Rows from a dataset
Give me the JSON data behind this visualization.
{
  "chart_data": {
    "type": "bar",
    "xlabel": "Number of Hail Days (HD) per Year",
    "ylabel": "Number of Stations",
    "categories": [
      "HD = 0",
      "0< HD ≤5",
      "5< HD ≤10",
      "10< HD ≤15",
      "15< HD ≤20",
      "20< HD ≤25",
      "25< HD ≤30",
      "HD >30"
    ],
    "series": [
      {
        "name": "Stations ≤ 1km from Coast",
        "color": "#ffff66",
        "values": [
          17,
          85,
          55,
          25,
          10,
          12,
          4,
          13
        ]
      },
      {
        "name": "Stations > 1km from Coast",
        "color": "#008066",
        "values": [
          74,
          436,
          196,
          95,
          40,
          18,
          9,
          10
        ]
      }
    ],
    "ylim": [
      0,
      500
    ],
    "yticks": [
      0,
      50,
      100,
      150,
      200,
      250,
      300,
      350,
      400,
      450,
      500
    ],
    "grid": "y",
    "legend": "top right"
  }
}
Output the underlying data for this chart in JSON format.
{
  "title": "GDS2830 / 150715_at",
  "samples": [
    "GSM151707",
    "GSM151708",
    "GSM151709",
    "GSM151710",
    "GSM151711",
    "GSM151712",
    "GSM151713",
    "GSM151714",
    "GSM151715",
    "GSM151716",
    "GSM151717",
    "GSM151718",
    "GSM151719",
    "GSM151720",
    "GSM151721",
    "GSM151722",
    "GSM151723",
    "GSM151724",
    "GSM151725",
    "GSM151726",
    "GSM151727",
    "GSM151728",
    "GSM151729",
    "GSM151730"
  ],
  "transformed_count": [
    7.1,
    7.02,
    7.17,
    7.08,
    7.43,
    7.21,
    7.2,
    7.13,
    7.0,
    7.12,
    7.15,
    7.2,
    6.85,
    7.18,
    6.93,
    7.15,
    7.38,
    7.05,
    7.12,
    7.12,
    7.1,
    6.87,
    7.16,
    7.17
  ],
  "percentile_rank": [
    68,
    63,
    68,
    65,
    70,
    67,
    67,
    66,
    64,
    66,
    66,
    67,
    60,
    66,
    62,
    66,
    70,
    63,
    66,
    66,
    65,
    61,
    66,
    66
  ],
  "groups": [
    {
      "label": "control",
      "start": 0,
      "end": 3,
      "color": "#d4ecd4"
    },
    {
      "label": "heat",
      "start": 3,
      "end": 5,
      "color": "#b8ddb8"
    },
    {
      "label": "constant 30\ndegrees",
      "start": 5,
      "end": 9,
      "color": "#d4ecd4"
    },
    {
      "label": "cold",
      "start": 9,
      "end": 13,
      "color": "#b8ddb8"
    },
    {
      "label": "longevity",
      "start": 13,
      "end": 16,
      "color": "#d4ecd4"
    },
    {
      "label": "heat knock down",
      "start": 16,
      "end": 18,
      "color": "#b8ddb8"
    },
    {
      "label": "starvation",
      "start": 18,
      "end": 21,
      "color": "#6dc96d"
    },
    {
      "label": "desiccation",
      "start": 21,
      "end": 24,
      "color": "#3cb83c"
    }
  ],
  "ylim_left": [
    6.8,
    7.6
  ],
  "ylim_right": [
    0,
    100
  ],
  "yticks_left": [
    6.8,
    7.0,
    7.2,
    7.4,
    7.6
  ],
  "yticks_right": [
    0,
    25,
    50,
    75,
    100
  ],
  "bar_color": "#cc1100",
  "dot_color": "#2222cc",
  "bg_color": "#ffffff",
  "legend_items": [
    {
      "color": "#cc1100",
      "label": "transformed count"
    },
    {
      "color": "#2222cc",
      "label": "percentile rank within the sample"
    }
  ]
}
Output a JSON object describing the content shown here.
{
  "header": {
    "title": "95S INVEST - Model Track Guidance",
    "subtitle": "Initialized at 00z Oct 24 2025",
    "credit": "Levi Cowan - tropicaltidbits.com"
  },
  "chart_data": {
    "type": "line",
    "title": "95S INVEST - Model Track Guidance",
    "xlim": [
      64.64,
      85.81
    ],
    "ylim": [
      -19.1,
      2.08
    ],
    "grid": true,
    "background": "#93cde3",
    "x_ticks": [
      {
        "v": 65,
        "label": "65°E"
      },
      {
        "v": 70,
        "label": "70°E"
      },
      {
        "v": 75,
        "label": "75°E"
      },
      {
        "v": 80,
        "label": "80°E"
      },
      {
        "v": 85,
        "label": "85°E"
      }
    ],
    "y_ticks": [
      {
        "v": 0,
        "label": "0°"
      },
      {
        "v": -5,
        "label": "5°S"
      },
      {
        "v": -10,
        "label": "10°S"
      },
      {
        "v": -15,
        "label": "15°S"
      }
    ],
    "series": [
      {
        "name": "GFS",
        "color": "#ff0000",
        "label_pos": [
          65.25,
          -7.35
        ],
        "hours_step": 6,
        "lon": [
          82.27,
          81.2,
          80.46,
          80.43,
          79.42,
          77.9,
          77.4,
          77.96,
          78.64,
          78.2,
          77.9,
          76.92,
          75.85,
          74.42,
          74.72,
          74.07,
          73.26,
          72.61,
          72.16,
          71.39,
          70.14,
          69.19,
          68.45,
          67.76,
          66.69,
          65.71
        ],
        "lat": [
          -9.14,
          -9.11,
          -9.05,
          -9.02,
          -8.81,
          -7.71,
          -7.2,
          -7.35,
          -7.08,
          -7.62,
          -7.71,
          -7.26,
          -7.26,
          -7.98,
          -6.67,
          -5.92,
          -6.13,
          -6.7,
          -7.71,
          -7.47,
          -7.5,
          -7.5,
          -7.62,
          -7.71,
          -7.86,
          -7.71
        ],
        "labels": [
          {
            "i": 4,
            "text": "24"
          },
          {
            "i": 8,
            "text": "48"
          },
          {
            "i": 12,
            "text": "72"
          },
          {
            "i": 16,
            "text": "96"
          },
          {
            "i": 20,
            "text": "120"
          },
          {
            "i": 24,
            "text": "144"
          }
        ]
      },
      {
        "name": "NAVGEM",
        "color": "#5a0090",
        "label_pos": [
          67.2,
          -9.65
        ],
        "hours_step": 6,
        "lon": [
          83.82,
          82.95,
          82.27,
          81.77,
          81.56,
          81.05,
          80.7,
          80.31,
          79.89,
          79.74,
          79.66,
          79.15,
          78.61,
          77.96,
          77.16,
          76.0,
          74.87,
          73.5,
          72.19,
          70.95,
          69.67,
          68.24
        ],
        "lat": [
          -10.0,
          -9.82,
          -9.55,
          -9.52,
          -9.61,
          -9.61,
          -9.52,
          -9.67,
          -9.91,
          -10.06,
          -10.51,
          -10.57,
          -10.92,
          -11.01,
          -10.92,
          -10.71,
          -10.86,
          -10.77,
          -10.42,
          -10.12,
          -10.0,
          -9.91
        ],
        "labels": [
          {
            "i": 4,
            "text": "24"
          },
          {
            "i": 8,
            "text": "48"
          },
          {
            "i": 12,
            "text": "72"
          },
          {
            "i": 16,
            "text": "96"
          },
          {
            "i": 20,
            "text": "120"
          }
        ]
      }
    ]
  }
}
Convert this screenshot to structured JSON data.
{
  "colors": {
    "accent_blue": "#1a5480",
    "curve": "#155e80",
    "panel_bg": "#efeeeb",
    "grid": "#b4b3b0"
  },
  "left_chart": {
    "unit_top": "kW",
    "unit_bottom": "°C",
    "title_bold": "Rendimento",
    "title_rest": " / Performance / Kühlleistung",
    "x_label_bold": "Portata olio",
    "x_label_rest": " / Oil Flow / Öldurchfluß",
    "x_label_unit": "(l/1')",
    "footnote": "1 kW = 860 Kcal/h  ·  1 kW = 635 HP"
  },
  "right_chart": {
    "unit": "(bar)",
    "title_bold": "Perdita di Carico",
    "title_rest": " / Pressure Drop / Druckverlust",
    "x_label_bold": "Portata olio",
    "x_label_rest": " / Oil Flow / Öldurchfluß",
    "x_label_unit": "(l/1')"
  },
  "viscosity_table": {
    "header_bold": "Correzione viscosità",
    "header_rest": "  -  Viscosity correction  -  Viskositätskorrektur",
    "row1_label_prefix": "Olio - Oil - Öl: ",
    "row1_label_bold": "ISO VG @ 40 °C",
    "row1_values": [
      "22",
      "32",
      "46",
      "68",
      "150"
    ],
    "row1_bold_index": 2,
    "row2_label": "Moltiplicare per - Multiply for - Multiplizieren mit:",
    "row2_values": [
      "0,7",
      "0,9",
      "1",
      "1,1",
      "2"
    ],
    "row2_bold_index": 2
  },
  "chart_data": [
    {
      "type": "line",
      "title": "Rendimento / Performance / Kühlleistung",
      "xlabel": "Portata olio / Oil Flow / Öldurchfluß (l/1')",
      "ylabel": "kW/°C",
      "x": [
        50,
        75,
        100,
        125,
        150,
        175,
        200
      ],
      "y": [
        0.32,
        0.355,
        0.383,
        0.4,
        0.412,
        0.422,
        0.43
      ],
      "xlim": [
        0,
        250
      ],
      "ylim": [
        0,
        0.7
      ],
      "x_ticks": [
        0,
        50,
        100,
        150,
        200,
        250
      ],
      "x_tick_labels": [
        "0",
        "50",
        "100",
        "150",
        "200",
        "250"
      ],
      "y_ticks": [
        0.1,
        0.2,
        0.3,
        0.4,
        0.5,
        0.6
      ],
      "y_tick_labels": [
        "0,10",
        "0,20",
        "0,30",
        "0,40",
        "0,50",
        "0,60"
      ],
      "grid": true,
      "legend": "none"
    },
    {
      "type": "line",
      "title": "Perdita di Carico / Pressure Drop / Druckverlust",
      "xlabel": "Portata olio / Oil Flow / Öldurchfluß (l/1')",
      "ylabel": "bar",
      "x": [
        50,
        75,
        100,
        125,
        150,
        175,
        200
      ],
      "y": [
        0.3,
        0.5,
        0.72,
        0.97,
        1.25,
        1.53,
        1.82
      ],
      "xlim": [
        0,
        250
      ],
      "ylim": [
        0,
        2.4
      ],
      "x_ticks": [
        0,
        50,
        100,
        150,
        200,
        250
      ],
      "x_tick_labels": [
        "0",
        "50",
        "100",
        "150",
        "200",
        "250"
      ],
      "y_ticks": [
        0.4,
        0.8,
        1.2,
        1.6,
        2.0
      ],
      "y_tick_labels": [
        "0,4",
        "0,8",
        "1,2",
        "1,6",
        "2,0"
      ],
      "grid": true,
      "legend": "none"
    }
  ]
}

_GOAL_
In the entries above, how many lines hold the word "Drop"? State the number and nothing else.

_ANSWER TO THIS TASK_
2